--- EXERCISE INSTRUCTIONS ---
Write out each entry, exactly the way it appears.

--- THE RECORDS ---
..............................

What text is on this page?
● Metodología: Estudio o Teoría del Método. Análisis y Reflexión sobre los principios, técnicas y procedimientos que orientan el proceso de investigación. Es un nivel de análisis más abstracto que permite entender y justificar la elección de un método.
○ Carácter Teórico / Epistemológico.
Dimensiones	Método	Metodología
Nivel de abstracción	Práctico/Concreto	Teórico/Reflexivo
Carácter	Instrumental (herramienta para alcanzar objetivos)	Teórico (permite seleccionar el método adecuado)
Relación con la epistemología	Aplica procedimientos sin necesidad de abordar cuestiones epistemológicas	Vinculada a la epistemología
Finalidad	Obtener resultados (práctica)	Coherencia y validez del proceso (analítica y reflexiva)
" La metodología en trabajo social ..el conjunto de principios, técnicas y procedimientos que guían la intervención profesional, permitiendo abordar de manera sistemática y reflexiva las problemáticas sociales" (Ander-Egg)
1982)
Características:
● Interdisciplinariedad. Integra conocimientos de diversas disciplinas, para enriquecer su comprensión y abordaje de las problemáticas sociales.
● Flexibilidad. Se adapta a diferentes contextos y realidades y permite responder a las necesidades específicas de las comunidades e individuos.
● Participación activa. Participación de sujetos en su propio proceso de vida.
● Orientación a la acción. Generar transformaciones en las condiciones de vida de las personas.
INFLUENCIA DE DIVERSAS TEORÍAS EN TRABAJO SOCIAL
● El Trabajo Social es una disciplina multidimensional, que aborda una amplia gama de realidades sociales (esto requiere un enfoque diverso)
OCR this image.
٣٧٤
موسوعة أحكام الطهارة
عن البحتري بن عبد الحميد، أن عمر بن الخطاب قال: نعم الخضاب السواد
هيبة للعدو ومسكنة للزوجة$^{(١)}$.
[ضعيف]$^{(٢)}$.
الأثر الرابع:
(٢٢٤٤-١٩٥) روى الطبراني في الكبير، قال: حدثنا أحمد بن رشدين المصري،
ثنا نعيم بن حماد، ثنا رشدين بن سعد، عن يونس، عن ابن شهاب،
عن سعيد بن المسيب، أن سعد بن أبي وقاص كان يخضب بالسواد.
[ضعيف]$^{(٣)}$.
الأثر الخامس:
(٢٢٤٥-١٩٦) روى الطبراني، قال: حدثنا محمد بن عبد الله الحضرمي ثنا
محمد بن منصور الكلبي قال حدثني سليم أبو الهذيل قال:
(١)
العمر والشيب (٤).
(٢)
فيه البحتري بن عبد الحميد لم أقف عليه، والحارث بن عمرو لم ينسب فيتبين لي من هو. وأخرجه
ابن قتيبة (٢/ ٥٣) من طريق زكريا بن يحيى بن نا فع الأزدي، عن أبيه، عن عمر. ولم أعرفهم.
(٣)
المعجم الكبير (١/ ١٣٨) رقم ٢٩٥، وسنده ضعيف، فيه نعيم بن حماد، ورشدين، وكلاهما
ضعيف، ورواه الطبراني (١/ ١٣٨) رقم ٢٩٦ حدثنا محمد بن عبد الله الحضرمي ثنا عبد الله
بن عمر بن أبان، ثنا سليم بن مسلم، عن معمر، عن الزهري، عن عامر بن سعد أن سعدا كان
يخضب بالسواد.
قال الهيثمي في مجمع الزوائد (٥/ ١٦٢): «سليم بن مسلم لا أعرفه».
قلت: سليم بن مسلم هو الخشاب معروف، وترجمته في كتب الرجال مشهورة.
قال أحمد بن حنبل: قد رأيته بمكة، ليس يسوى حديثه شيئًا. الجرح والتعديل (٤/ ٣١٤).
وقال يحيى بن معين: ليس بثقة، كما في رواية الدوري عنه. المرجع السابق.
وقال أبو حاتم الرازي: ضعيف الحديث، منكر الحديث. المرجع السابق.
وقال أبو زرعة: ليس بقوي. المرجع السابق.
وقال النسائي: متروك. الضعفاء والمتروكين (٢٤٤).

..............................

--- COMPLETE RESPONSE ---
What text is on this page?
● Metodología: Estudio o Teoría del Método. Análisis y Reflexión sobre los principios, técnicas y procedimientos que orientan el proceso de investigación. Es un nivel de análisis más abstracto que permite entender y justificar la elección de un método.
○ Carácter Teórico / Epistemológico.
Dimensiones	Método	Metodología
Nivel de abstracción	Práctico/Concreto	Teórico/Reflexivo
Carácter	Instrumental (herramienta para alcanzar objetivos)	Teórico (permite seleccionar el método adecuado)
Relación con la epistemología	Aplica procedimientos sin necesidad de abordar cuestiones epistemológicas	Vinculada a la epistemología
Finalidad	Obtener resultados (práctica)	Coherencia y validez del proceso (analítica y reflexiva)
" La metodología en trabajo social ..el conjunto de principios, técnicas y procedimientos que guían la intervención profesional, permitiendo abordar de manera sistemática y reflexiva las problemáticas sociales" (Ander-Egg)
1982)
Características:
● Interdisciplinariedad. Integra conocimientos de diversas disciplinas, para enriquecer su comprensión y abordaje de las problemáticas sociales.
● Flexibilidad. Se adapta a diferentes contextos y realidades y permite responder a las necesidades específicas de las comunidades e individuos.
● Participación activa. Participación de sujetos en su propio proceso de vida.
● Orientación a la acción. Generar transformaciones en las condiciones de vida de las personas.
INFLUENCIA DE DIVERSAS TEORÍAS EN TRABAJO SOCIAL
● El Trabajo Social es una disciplina multidimensional, que aborda una amplia gama de realidades sociales (esto requiere un enfoque diverso)
OCR this image.
٣٧٤
موسوعة أحكام الطهارة
عن البحتري بن عبد الحميد، أن عمر بن الخطاب قال: نعم الخضاب السواد
هيبة للعدو ومسكنة للزوجة$^{(١)}$.
[ضعيف]$^{(٢)}$.
الأثر الرابع:
(٢٢٤٤-١٩٥) روى الطبراني في الكبير، قال: حدثنا أحمد بن رشدين المصري،
ثنا نعيم بن حماد، ثنا رشدين بن سعد، عن يونس، عن ابن شهاب،
عن سعيد بن المسيب، أن سعد بن أبي وقاص كان يخضب بالسواد.
[ضعيف]$^{(٣)}$.
الأثر الخامس:
(٢٢٤٥-١٩٦) روى الطبراني، قال: حدثنا محمد بن عبد الله الحضرمي ثنا
محمد بن منصور الكلبي قال حدثني سليم أبو الهذيل قال:
(١)
العمر والشيب (٤).
(٢)
فيه البحتري بن عبد الحميد لم أقف عليه، والحارث بن عمرو لم ينسب فيتبين لي من هو. وأخرجه
ابن قتيبة (٢/ ٥٣) من طريق زكريا بن يحيى بن نا فع الأزدي، عن أبيه، عن عمر. ولم أعرفهم.
(٣)
المعجم الكبير (١/ ١٣٨) رقم ٢٩٥، وسنده ضعيف، فيه نعيم بن حماد، ورشدين، وكلاهما
ضعيف، ورواه الطبراني (١/ ١٣٨) رقم ٢٩٦ حدثنا محمد بن عبد الله الحضرمي ثنا عبد الله
بن عمر بن أبان، ثنا سليم بن مسلم، عن معمر، عن الزهري، عن عامر بن سعد أن سعدا كان
يخضب بالسواد.
قال الهيثمي في مجمع الزوائد (٥/ ١٦٢): «سليم بن مسلم لا أعرفه».
قلت: سليم بن مسلم هو الخشاب معروف، وترجمته في كتب الرجال مشهورة.
قال أحمد بن حنبل: قد رأيته بمكة، ليس يسوى حديثه شيئًا. الجرح والتعديل (٤/ ٣١٤).
وقال يحيى بن معين: ليس بثقة، كما في رواية الدوري عنه. المرجع السابق.
وقال أبو حاتم الرازي: ضعيف الحديث، منكر الحديث. المرجع السابق.
وقال أبو زرعة: ليس بقوي. المرجع السابق.
وقال النسائي: متروك. الضعفاء والمتروكين (٢٤٤).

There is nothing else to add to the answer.